Gather, from the listing beneath this task, every line holding the string "checked".
***
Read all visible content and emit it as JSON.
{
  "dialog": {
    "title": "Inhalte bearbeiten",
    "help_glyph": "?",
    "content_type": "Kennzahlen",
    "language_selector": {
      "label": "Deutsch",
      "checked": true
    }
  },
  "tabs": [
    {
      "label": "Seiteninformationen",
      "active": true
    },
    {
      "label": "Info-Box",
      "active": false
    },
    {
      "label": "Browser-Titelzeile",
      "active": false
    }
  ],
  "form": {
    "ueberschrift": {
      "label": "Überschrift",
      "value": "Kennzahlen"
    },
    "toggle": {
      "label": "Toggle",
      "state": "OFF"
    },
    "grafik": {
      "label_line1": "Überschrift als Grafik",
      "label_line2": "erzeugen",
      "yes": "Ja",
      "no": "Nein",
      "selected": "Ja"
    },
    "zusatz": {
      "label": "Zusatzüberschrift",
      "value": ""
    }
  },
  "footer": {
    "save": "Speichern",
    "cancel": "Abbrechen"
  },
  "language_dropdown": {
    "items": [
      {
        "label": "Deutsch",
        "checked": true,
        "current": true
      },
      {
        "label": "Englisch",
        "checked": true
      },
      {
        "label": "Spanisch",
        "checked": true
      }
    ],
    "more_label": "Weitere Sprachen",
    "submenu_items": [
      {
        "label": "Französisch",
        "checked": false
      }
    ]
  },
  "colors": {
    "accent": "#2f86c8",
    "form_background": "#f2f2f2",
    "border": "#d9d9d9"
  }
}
***
#### [Correct output]
      "checked": true
        "checked": true,
        "checked": true
        "checked": true
        "checked": false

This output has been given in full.